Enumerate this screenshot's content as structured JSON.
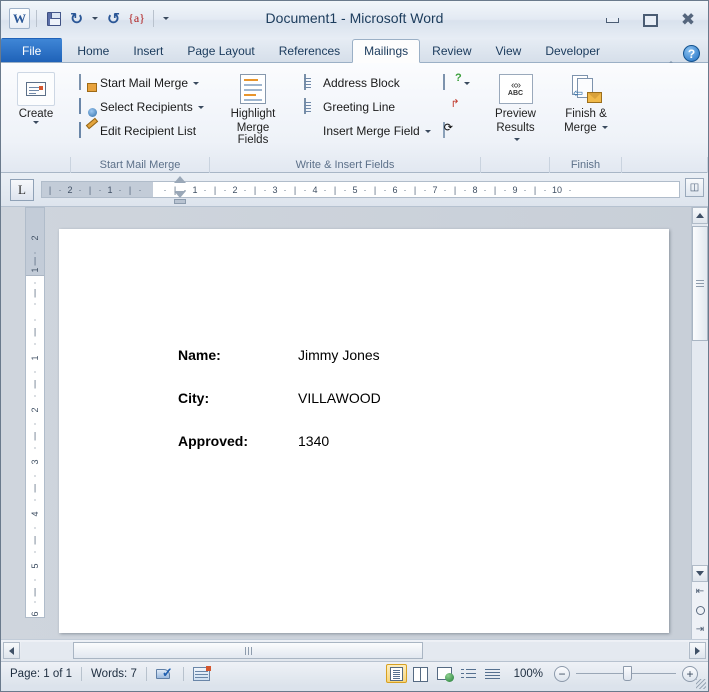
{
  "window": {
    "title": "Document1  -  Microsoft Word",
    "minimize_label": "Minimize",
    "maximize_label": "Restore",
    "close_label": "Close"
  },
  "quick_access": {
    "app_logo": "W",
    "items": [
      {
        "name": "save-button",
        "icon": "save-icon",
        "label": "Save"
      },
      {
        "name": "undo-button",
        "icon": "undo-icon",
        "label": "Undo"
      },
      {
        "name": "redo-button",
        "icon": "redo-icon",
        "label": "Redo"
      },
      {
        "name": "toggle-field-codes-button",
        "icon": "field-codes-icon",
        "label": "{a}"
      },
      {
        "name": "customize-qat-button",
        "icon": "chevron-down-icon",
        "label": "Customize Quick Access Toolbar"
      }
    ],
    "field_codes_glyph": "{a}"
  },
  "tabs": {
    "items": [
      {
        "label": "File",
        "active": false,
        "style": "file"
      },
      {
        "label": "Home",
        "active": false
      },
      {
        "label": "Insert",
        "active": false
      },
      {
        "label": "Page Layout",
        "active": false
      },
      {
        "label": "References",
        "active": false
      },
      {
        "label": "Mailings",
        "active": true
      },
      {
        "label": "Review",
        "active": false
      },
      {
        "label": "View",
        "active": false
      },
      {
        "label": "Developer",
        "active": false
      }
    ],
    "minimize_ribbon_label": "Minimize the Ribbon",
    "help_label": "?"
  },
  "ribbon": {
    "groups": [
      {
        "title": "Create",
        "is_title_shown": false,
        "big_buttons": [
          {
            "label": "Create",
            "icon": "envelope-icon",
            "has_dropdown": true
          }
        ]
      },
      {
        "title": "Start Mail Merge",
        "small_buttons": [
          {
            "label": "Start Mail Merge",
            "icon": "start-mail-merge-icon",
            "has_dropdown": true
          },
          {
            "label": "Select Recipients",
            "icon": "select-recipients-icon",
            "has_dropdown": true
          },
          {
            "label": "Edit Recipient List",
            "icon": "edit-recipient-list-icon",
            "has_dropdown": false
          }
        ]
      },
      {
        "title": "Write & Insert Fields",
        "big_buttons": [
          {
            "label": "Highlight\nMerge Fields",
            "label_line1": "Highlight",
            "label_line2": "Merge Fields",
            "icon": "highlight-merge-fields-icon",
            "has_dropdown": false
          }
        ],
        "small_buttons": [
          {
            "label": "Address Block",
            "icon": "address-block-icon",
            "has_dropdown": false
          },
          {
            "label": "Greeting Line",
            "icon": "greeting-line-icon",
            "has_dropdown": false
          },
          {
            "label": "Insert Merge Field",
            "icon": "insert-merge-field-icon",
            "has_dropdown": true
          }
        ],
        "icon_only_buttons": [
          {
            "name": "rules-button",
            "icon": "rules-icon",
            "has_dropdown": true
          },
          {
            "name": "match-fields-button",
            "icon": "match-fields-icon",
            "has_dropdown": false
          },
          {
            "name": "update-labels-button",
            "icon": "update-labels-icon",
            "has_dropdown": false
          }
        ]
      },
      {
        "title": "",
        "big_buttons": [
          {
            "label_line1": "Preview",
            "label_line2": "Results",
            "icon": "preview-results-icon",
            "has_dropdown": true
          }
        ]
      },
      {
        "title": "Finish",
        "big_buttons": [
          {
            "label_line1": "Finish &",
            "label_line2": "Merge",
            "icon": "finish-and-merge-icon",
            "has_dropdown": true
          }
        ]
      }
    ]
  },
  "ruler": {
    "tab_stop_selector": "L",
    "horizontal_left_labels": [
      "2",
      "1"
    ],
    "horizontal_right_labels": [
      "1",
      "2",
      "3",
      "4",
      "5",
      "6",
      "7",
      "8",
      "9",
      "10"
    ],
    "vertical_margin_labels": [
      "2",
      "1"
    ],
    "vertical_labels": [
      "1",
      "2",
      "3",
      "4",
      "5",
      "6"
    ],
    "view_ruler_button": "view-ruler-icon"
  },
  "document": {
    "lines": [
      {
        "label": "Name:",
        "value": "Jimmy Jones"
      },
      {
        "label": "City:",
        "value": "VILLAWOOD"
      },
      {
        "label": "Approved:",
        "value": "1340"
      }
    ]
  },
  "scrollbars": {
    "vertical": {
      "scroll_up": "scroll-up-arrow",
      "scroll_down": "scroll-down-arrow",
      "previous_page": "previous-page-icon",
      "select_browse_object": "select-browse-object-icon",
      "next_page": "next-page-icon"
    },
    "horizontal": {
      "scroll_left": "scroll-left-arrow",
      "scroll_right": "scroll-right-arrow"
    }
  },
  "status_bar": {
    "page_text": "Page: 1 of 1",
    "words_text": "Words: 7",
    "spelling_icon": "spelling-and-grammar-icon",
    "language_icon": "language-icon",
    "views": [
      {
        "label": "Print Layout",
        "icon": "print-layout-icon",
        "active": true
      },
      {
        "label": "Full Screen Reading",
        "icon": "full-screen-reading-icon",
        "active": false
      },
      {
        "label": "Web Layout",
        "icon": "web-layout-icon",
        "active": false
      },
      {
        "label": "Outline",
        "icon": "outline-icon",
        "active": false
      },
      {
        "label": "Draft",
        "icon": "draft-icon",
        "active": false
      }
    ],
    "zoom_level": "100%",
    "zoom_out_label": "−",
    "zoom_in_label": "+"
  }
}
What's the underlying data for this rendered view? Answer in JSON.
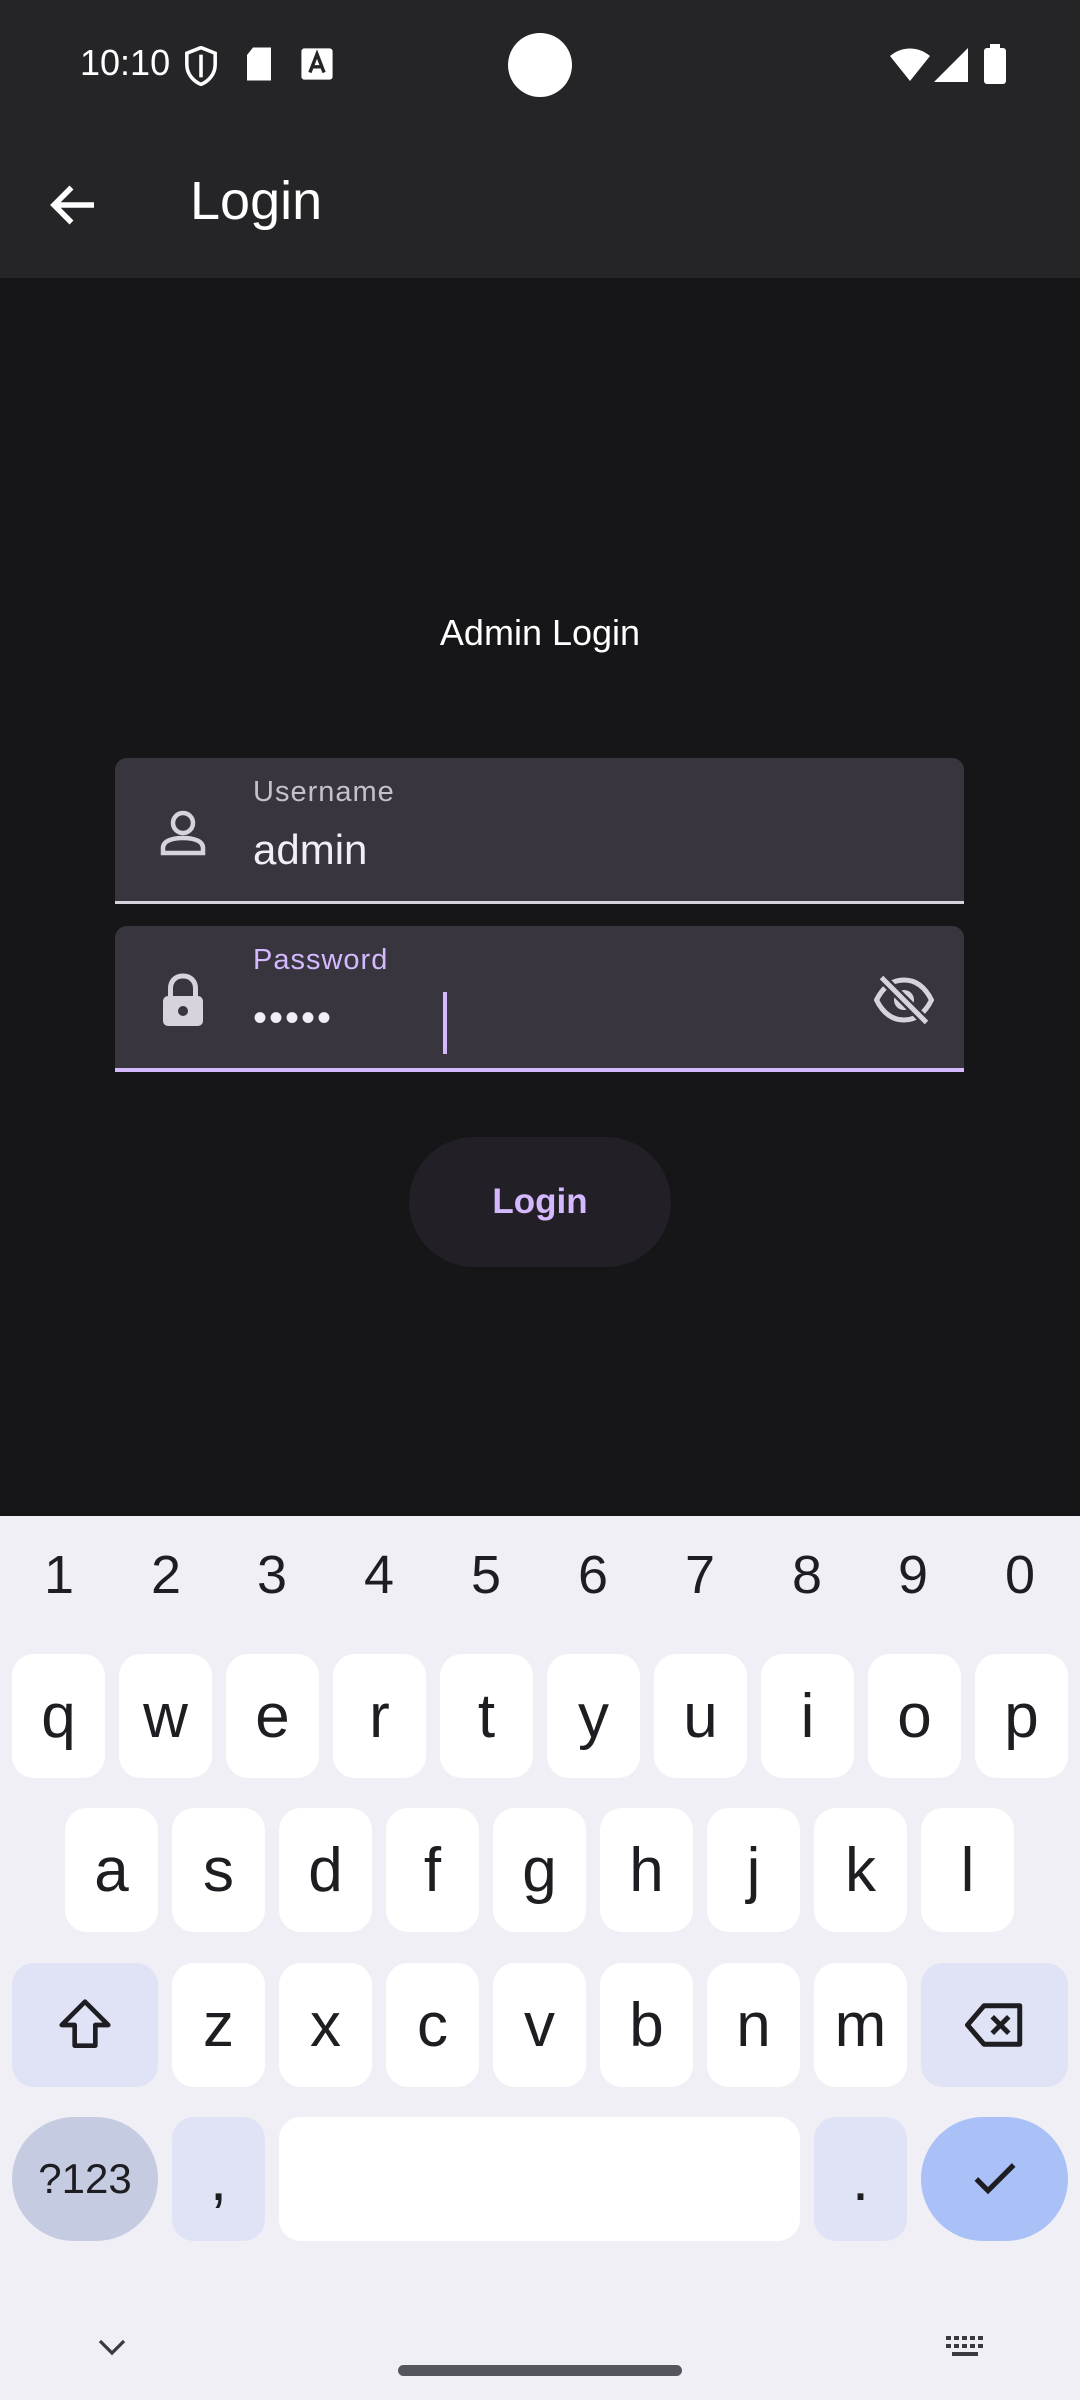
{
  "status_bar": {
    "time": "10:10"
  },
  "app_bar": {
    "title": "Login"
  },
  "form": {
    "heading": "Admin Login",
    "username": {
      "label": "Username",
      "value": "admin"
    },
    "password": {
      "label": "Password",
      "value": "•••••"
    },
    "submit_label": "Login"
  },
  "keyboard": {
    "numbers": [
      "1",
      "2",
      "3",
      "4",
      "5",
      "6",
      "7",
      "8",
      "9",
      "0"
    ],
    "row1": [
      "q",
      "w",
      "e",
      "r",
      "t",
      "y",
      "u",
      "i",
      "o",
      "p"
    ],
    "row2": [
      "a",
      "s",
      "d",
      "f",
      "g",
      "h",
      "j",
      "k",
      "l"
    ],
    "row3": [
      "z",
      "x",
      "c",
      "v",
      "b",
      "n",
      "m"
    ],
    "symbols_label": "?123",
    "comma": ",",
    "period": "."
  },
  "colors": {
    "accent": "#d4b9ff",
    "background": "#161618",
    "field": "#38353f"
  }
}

JOB - Each line of the material must be retyped exactly, except that images are omitted.

TASK RESULT -
Enumerate this screenshot's content as structured JSON.
{
  "window": {
    "title": "Document1  -  Microsoft Word",
    "minimize_label": "Minimize",
    "maximize_label": "Restore",
    "close_label": "Close"
  },
  "quick_access": {
    "app_logo": "W",
    "items": [
      {
        "name": "save-button",
        "icon": "save-icon",
        "label": "Save"
      },
      {
        "name": "undo-button",
        "icon": "undo-icon",
        "label": "Undo"
      },
      {
        "name": "redo-button",
        "icon": "redo-icon",
        "label": "Redo"
      },
      {
        "name": "toggle-field-codes-button",
        "icon": "field-codes-icon",
        "label": "{a}"
      },
      {
        "name": "customize-qat-button",
        "icon": "chevron-down-icon",
        "label": "Customize Quick Access Toolbar"
      }
    ],
    "field_codes_glyph": "{a}"
  },
  "tabs": {
    "items": [
      {
        "label": "File",
        "active": false,
        "style": "file"
      },
      {
        "label": "Home",
        "active": false
      },
      {
        "label": "Insert",
        "active": false
      },
      {
        "label": "Page Layout",
        "active": false
      },
      {
        "label": "References",
        "active": false
      },
      {
        "label": "Mailings",
        "active": true
      },
      {
        "label": "Review",
        "active": false
      },
      {
        "label": "View",
        "active": false
      },
      {
        "label": "Developer",
        "active": false
      }
    ],
    "minimize_ribbon_label": "Minimize the Ribbon",
    "help_label": "?"
  },
  "ribbon": {
    "groups": [
      {
        "title": "Create",
        "is_title_shown": false,
        "big_buttons": [
          {
            "label": "Create",
            "icon": "envelope-icon",
            "has_dropdown": true
          }
        ]
      },
      {
        "title": "Start Mail Merge",
        "small_buttons": [
          {
            "label": "Start Mail Merge",
            "icon": "start-mail-merge-icon",
            "has_dropdown": true
          },
          {
            "label": "Select Recipients",
            "icon": "select-recipients-icon",
            "has_dropdown": true
          },
          {
            "label": "Edit Recipient List",
            "icon": "edit-recipient-list-icon",
            "has_dropdown": false
          }
        ]
      },
      {
        "title": "Write & Insert Fields",
        "big_buttons": [
          {
            "label": "Highlight\nMerge Fields",
            "label_line1": "Highlight",
            "label_line2": "Merge Fields",
            "icon": "highlight-merge-fields-icon",
            "has_dropdown": false
          }
        ],
        "small_buttons": [
          {
            "label": "Address Block",
            "icon": "address-block-icon",
            "has_dropdown": false
          },
          {
            "label": "Greeting Line",
            "icon": "greeting-line-icon",
            "has_dropdown": false
          },
          {
            "label": "Insert Merge Field",
            "icon": "insert-merge-field-icon",
            "has_dropdown": true
          }
        ],
        "icon_only_buttons": [
          {
            "name": "rules-button",
            "icon": "rules-icon",
            "has_dropdown": true
          },
          {
            "name": "match-fields-button",
            "icon": "match-fields-icon",
            "has_dropdown": false
          },
          {
            "name": "update-labels-button",
            "icon": "update-labels-icon",
            "has_dropdown": false
          }
        ]
      },
      {
        "title": "",
        "big_buttons": [
          {
            "label_line1": "Preview",
            "label_line2": "Results",
            "icon": "preview-results-icon",
            "has_dropdown": true
          }
        ]
      },
      {
        "title": "Finish",
        "big_buttons": [
          {
            "label_line1": "Finish &",
            "label_line2": "Merge",
            "icon": "finish-and-merge-icon",
            "has_dropdown": true
          }
        ]
      }
    ]
  },
  "ruler": {
    "tab_stop_selector": "L",
    "horizontal_left_labels": [
      "2",
      "1"
    ],
    "horizontal_right_labels": [
      "1",
      "2",
      "3",
      "4",
      "5",
      "6",
      "7",
      "8",
      "9",
      "10"
    ],
    "vertical_margin_labels": [
      "2",
      "1"
    ],
    "vertical_labels": [
      "1",
      "2",
      "3",
      "4",
      "5",
      "6"
    ],
    "view_ruler_button": "view-ruler-icon"
  },
  "document": {
    "lines": [
      {
        "label": "Name:",
        "value": "Jimmy Jones"
      },
      {
        "label": "City:",
        "value": "VILLAWOOD"
      },
      {
        "label": "Approved:",
        "value": "1340"
      }
    ]
  },
  "scrollbars": {
    "vertical": {
      "scroll_up": "scroll-up-arrow",
      "scroll_down": "scroll-down-arrow",
      "previous_page": "previous-page-icon",
      "select_browse_object": "select-browse-object-icon",
      "next_page": "next-page-icon"
    },
    "horizontal": {
      "scroll_left": "scroll-left-arrow",
      "scroll_right": "scroll-right-arrow"
    }
  },
  "status_bar": {
    "page_text": "Page: 1 of 1",
    "words_text": "Words: 7",
    "spelling_icon": "spelling-and-grammar-icon",
    "language_icon": "language-icon",
    "views": [
      {
        "label": "Print Layout",
        "icon": "print-layout-icon",
        "active": true
      },
      {
        "label": "Full Screen Reading",
        "icon": "full-screen-reading-icon",
        "active": false
      },
      {
        "label": "Web Layout",
        "icon": "web-layout-icon",
        "active": false
      },
      {
        "label": "Outline",
        "icon": "outline-icon",
        "active": false
      },
      {
        "label": "Draft",
        "icon": "draft-icon",
        "active": false
      }
    ],
    "zoom_level": "100%",
    "zoom_out_label": "−",
    "zoom_in_label": "+"
  }
}
What's the underlying data for this rendered view? Answer in JSON.
{
  "status_bar": {
    "time": "10:10"
  },
  "app_bar": {
    "title": "Login"
  },
  "form": {
    "heading": "Admin Login",
    "username": {
      "label": "Username",
      "value": "admin"
    },
    "password": {
      "label": "Password",
      "value": "•••••"
    },
    "submit_label": "Login"
  },
  "keyboard": {
    "numbers": [
      "1",
      "2",
      "3",
      "4",
      "5",
      "6",
      "7",
      "8",
      "9",
      "0"
    ],
    "row1": [
      "q",
      "w",
      "e",
      "r",
      "t",
      "y",
      "u",
      "i",
      "o",
      "p"
    ],
    "row2": [
      "a",
      "s",
      "d",
      "f",
      "g",
      "h",
      "j",
      "k",
      "l"
    ],
    "row3": [
      "z",
      "x",
      "c",
      "v",
      "b",
      "n",
      "m"
    ],
    "symbols_label": "?123",
    "comma": ",",
    "period": "."
  },
  "colors": {
    "accent": "#d4b9ff",
    "background": "#161618",
    "field": "#38353f"
  }
}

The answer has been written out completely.